--- Objectif ---
Reprenez le texte sur le traitement des lisiers porcins après sa dernière phrase et poursuivez sa rédaction.
___ Texte cité ___
30 janvier 2008 Paru dans le N°308 à la page 29 ( mots)
Rédigé par : Daniel MASSé et Richard ROYER

L?accroissement de la production porcine en Amérique du Nord a amené l'entreprise Bio-Terre Systems à mettre au point une solution environnementale innovante pour la gestion des lisiers, en collaboration avec Agriculture et Agroalimentaire Canada (AAC). Cette approche technologique combine la digestion anaérobie à basse température, la concentration des solides et la valorisation énergétique. Elle permet de transformer la matière organique en sous-produits à valeur ajoutée, offrant ainsi une solution avantageuse aux besoins des agriculteurs.

La technologie Bio-Terre Systems (figure 1) permet aux utilisateurs de fertiliser leurs terres avec la fraction liquide, d’alimenter leurs bâtiments en énergie avec la fraction gazeuse et d’exporter leur surplus de nutriments avec la fraction solide. La technologie répond aux besoins des exploitations agricoles de toute taille, en plus de résoudre des problèmes d’odeur et de détruire les microorganismes pathogènes.
___ Données fournies ___
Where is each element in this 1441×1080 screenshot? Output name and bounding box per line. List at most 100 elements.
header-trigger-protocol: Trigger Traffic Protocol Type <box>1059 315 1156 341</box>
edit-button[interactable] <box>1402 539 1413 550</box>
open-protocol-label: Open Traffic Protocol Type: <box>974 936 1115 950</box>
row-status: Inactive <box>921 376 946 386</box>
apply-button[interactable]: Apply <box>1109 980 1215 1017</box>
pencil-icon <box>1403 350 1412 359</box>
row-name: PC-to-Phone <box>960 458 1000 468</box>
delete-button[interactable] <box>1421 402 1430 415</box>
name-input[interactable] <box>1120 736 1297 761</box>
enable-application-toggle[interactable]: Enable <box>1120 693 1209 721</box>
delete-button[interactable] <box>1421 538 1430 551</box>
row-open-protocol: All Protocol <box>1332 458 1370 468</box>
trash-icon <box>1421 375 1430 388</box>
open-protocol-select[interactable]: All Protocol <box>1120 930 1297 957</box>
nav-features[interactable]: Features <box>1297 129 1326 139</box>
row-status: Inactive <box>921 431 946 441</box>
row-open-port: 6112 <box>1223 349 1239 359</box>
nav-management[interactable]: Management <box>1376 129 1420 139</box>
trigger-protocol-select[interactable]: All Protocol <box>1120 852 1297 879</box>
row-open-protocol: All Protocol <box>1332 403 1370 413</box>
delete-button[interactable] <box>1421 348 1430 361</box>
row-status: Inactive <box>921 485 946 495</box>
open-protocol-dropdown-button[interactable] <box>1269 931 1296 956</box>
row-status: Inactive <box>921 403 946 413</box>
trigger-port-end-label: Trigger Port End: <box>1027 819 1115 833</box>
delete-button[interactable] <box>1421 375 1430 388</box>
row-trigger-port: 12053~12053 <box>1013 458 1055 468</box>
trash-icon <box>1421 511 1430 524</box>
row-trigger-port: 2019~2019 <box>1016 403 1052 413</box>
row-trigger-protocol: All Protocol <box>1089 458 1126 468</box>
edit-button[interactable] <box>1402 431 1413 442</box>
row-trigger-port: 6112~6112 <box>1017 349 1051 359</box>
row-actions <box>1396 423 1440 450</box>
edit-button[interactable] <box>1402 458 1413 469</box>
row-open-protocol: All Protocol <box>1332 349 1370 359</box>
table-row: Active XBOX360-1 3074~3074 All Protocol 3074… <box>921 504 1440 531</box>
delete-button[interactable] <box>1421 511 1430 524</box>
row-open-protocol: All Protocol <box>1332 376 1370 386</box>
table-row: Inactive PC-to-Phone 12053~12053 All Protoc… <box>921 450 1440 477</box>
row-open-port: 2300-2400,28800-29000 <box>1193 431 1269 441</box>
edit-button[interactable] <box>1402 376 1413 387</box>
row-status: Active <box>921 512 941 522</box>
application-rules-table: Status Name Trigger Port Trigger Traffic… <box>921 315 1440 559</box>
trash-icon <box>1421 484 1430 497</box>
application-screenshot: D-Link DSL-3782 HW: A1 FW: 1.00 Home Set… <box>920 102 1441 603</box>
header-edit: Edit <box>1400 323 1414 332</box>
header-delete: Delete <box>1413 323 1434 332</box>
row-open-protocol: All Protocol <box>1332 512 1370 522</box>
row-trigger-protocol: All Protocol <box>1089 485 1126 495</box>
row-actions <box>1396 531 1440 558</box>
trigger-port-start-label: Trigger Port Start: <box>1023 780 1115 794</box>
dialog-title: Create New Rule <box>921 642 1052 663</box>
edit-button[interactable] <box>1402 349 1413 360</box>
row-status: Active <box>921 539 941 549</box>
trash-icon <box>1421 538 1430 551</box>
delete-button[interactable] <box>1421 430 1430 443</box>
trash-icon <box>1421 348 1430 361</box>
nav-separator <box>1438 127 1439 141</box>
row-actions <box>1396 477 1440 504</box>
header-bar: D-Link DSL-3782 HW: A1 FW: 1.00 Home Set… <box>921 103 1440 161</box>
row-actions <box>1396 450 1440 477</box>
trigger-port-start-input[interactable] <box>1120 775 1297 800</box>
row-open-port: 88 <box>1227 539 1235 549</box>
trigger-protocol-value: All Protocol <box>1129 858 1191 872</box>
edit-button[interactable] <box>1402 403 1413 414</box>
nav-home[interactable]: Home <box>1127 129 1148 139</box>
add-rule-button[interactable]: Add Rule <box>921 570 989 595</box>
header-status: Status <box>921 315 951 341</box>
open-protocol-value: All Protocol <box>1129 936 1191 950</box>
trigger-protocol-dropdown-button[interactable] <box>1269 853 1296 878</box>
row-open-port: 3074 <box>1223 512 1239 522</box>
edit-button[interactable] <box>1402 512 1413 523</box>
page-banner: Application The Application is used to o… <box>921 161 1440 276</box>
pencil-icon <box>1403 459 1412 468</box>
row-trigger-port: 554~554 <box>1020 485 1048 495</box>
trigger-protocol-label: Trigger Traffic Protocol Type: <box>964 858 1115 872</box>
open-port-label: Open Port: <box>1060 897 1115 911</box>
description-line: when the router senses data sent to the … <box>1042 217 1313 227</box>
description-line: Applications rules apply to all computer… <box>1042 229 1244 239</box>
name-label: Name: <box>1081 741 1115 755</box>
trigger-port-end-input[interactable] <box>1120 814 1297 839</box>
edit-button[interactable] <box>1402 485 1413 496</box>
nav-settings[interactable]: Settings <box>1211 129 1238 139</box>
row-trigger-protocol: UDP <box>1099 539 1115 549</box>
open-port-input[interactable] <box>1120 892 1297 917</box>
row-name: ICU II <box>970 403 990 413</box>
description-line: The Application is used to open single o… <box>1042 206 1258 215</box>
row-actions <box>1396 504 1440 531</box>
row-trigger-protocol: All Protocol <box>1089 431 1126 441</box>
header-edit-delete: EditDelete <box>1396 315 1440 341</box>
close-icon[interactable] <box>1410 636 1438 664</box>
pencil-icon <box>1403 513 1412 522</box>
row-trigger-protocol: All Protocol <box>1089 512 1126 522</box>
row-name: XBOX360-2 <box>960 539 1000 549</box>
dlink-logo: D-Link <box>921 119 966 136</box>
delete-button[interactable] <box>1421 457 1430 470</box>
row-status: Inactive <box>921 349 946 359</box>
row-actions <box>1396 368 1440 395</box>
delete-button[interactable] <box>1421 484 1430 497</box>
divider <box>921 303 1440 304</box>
___
___ Données fournies ___
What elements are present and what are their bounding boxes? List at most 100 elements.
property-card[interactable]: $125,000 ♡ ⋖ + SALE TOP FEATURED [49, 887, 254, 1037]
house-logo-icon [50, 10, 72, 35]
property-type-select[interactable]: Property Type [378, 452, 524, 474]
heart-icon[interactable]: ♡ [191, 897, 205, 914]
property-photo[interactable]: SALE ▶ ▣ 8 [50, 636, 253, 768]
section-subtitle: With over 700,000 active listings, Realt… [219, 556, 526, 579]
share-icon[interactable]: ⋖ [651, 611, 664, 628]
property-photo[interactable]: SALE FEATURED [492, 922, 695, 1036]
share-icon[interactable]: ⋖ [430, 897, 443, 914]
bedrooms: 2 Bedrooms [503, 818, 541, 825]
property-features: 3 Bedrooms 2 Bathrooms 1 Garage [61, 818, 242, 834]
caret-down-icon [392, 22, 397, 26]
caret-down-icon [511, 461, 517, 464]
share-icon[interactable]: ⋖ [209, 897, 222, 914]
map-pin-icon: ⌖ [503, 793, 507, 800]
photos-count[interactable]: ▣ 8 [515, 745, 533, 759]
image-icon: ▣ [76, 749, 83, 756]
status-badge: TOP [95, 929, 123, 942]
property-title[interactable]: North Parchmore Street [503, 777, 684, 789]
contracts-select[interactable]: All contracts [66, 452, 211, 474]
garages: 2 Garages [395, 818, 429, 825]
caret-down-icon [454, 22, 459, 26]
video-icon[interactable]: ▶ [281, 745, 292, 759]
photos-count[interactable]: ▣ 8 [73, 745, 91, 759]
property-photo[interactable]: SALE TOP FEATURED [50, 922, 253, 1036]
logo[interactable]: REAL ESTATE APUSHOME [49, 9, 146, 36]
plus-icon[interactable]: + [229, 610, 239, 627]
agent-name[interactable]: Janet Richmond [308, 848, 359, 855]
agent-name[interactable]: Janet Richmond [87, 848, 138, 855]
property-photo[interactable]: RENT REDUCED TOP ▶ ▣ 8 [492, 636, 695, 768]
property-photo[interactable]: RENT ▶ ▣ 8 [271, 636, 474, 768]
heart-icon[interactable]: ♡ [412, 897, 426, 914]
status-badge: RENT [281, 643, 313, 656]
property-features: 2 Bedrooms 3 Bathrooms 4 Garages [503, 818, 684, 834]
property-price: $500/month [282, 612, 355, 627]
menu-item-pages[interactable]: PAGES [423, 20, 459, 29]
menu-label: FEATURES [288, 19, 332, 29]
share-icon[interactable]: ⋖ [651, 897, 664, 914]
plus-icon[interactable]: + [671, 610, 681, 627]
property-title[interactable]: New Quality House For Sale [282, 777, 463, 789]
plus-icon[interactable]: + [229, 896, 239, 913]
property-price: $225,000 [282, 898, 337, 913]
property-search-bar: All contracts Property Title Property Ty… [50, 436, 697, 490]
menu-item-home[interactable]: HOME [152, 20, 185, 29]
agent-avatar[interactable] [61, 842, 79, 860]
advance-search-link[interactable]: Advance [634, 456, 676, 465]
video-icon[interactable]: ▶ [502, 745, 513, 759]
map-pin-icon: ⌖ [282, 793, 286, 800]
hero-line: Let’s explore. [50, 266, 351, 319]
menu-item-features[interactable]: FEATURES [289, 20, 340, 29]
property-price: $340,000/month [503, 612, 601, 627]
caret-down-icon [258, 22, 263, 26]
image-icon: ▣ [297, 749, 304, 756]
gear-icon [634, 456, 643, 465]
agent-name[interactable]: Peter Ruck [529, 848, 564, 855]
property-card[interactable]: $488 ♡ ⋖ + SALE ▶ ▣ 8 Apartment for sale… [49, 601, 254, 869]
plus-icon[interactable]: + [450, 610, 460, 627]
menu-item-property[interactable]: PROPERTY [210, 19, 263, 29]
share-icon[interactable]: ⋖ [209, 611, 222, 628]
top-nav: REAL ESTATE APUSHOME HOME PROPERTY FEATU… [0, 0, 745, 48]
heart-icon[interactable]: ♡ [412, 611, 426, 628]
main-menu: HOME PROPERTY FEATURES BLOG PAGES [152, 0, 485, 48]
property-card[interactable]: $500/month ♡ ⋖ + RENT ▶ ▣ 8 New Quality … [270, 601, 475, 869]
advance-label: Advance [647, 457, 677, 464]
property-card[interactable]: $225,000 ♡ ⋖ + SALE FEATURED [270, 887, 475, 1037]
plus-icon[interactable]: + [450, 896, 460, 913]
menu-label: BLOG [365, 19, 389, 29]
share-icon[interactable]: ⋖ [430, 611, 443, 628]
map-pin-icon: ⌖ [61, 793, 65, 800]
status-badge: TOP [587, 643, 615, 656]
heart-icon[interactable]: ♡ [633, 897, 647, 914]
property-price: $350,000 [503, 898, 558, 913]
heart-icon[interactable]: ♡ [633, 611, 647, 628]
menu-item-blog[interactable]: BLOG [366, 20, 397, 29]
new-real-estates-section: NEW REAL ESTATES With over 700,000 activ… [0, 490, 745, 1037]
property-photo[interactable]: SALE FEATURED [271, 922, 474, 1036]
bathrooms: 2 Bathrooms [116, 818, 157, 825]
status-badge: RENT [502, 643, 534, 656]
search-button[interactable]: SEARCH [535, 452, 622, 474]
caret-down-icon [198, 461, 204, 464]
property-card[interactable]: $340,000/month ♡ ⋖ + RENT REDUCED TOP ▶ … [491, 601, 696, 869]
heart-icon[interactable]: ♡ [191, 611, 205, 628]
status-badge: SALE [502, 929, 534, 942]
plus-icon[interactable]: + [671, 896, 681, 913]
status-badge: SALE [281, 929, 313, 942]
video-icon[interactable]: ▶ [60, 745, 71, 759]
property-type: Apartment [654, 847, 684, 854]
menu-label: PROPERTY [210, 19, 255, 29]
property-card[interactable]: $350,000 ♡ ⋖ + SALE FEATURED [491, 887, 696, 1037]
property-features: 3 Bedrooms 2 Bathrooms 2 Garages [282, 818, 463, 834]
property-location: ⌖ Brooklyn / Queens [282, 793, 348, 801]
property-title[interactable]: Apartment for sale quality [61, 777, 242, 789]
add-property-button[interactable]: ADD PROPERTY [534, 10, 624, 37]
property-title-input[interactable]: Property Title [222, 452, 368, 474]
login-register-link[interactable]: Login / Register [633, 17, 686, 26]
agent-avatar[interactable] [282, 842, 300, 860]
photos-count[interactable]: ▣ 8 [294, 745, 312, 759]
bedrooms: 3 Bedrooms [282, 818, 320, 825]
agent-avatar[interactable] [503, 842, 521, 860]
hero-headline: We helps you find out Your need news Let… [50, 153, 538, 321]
___
___ Données fournies ___
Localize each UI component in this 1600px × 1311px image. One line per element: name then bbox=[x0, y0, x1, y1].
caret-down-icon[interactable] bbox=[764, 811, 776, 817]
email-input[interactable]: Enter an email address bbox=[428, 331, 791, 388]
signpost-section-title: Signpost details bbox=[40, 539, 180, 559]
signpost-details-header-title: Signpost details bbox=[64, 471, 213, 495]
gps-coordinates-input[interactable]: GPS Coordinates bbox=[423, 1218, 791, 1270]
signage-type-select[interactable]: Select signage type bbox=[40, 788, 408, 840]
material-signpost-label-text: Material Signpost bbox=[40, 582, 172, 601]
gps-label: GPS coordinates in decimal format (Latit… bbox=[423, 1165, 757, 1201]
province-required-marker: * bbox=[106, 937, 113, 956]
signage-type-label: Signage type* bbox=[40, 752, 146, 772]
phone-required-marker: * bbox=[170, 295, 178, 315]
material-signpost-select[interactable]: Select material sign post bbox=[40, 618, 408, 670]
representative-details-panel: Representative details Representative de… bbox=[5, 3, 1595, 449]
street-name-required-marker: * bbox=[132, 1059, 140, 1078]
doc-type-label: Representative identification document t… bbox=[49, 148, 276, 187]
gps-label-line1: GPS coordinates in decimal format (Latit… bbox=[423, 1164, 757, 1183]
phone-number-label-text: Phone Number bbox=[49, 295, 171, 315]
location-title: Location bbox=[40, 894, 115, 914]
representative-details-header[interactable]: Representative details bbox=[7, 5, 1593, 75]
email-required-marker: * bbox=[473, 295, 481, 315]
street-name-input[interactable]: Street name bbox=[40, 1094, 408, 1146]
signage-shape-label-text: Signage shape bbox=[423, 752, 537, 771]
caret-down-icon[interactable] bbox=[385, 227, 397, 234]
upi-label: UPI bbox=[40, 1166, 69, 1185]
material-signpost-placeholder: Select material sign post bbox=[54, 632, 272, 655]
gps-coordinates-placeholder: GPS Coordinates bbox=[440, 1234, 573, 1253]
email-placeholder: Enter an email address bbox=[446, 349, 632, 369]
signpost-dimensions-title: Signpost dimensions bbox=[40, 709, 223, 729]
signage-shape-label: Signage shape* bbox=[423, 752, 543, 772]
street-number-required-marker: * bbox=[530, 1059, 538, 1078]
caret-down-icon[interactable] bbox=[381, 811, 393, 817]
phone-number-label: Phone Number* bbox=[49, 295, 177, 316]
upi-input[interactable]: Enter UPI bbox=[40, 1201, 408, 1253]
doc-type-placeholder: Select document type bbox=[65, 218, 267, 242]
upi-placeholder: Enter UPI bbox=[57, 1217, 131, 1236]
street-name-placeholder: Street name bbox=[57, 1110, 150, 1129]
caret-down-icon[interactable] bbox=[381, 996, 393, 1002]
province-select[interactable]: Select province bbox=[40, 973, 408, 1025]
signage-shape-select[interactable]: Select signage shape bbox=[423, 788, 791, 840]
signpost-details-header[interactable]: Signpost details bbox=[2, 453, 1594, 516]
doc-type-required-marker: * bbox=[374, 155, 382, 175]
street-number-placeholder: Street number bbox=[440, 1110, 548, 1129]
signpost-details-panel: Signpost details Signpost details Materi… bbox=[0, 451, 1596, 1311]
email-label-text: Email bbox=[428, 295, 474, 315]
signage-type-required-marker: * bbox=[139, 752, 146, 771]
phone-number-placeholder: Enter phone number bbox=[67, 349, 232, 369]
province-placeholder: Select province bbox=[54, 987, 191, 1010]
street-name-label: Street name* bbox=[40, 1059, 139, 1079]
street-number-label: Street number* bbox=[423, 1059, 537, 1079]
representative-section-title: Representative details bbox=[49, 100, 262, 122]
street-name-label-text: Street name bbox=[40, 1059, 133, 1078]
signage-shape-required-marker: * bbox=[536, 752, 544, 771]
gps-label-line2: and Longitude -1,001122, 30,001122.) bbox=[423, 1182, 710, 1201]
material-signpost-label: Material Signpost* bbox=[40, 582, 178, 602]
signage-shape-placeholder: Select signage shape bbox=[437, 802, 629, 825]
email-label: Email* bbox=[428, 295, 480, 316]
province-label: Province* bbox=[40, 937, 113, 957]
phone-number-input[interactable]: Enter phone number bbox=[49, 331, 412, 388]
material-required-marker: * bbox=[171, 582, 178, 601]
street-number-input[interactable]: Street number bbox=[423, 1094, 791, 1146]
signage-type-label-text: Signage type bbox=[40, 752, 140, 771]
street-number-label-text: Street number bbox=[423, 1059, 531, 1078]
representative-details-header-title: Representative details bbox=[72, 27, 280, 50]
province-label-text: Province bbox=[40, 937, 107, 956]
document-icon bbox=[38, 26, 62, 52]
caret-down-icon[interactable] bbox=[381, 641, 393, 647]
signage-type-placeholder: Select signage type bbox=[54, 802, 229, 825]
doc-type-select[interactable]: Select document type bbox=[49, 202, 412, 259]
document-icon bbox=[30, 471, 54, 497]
___
--- Corrigé ---
Points saillants

Technologie

  • • Utilisation de microorganismes anaérobies robustes, adaptés aux basses températures;
[Photo : Figure 1 : Les digesteurs sur lisier fonctionnant en SBR.]
[Photo : Figure 2. Proportion du volume initial de lisier et répartition des nutriments dans les fractions solides et liquides.]
  • • Aucun pré-traitement ni de séparation solide-liquide ne sont nécessaires;
  • • Procédé stable en présence d’antibiotiques et dans des conditions d’exploitation variables;
  • • Bilan de production de biogaz amélioré comparativement aux procédés conventionnels;
  • • Système automatisé nécessitant peu de suivi et d’entretien.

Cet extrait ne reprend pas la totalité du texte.